*YOUR GOAL*
In the data that follows, count the lines in which the word "screenshot" occurs, and report that figure alone.

[Dataset records]
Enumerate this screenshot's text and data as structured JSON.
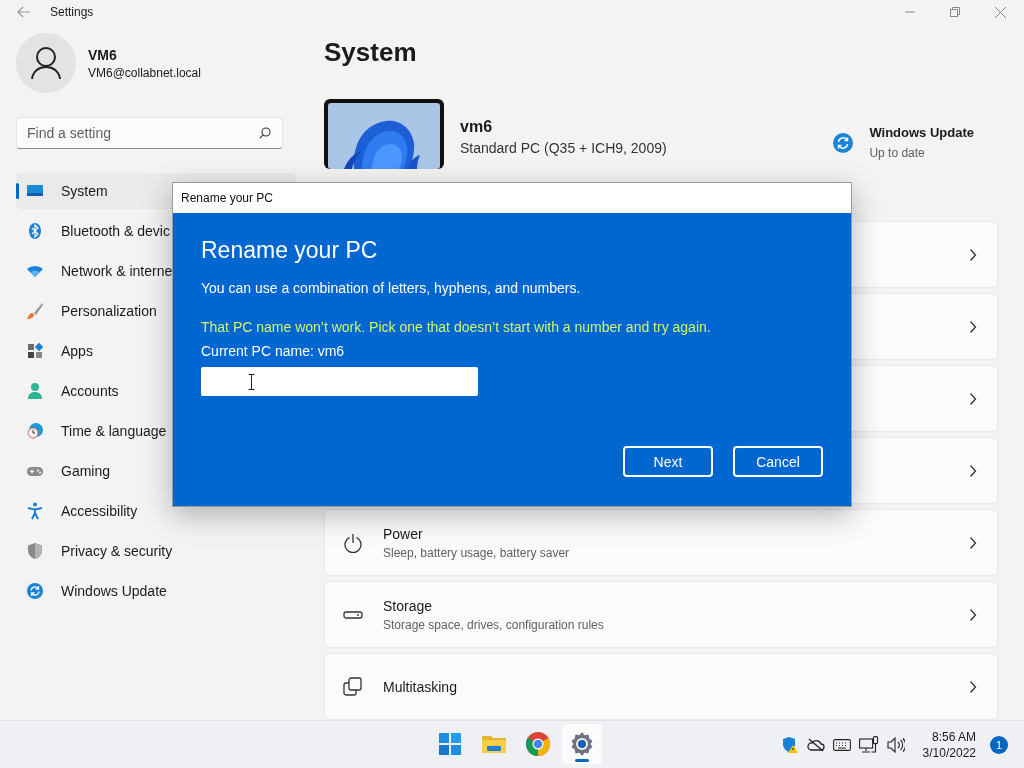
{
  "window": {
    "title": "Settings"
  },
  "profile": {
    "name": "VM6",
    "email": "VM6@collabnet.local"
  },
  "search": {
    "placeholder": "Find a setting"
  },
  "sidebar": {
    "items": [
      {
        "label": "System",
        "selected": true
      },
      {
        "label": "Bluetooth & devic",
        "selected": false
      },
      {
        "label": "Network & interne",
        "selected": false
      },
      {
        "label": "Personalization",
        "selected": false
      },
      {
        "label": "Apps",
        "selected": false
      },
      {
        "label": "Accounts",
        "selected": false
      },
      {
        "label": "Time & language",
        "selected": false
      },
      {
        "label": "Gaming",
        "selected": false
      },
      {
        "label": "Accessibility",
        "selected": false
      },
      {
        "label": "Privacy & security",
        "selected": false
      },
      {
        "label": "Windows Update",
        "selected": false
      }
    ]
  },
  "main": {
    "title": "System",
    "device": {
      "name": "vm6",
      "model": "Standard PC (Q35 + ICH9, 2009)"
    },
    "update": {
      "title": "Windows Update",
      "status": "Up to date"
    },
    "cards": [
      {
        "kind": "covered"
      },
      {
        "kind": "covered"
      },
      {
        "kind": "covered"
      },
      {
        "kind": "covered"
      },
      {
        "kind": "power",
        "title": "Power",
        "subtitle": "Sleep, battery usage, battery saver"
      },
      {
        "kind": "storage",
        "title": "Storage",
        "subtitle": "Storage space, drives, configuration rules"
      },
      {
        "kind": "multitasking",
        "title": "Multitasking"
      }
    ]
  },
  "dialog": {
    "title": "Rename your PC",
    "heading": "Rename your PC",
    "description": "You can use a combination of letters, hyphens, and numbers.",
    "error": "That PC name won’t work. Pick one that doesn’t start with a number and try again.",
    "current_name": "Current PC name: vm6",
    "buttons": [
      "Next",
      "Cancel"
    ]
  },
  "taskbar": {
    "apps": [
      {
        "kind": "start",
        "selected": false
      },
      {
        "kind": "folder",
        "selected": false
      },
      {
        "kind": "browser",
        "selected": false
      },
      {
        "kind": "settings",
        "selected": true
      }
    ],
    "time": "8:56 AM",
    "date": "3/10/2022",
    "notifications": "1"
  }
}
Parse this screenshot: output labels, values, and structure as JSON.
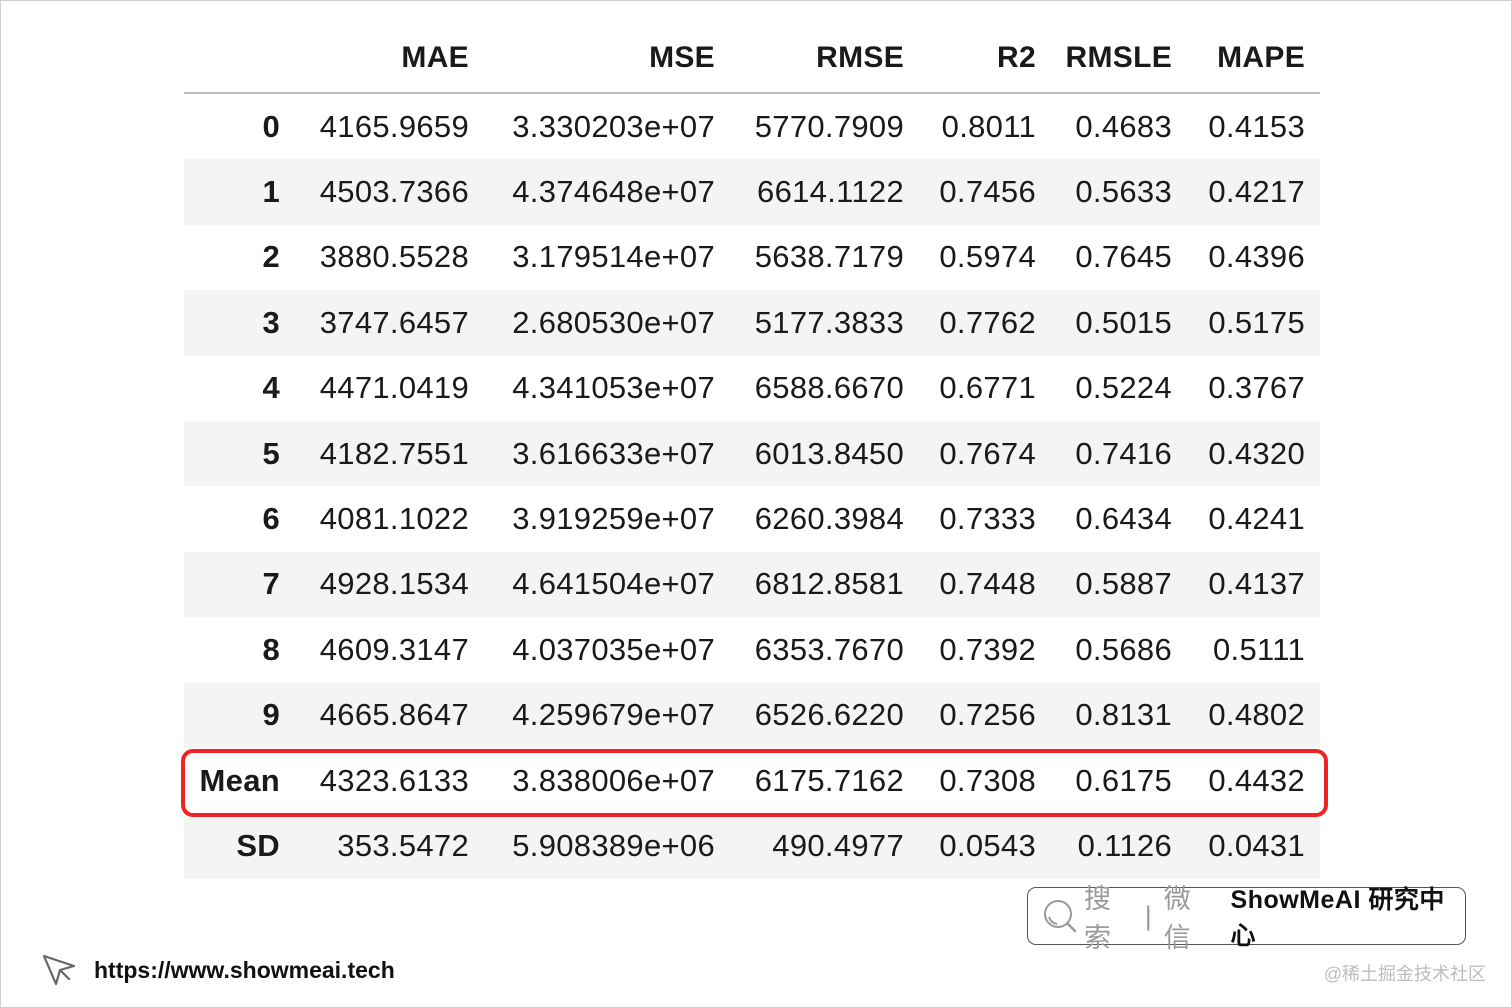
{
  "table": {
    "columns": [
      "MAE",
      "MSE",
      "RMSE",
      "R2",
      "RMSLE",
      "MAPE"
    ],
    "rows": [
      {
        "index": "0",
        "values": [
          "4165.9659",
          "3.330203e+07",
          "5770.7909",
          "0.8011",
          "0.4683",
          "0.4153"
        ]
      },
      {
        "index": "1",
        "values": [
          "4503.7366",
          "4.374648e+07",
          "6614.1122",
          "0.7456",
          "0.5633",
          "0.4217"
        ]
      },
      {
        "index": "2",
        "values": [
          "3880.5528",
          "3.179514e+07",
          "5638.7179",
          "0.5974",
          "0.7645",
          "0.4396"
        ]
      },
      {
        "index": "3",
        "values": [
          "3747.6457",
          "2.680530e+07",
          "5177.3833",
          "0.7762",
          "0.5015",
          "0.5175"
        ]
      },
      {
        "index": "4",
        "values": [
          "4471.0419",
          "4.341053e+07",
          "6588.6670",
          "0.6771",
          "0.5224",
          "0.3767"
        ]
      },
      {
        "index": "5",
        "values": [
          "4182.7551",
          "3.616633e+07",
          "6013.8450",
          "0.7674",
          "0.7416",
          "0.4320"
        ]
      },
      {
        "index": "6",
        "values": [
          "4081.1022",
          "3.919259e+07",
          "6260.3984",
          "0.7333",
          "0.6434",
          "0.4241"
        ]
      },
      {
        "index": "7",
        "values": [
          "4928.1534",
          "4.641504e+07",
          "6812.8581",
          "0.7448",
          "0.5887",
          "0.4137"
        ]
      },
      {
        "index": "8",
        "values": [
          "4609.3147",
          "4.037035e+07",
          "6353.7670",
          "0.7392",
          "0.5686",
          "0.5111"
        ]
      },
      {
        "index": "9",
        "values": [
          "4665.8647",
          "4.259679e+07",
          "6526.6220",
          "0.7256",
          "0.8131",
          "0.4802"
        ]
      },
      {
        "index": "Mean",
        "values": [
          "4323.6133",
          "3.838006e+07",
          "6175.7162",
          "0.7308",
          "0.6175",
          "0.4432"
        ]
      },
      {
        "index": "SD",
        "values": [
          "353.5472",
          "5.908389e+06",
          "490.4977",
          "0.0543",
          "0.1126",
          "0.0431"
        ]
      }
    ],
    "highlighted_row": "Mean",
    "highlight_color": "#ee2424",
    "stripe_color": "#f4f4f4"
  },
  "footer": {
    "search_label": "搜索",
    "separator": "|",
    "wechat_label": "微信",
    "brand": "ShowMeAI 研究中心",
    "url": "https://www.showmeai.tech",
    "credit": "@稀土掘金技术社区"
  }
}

*OUTPUT BELOW*
2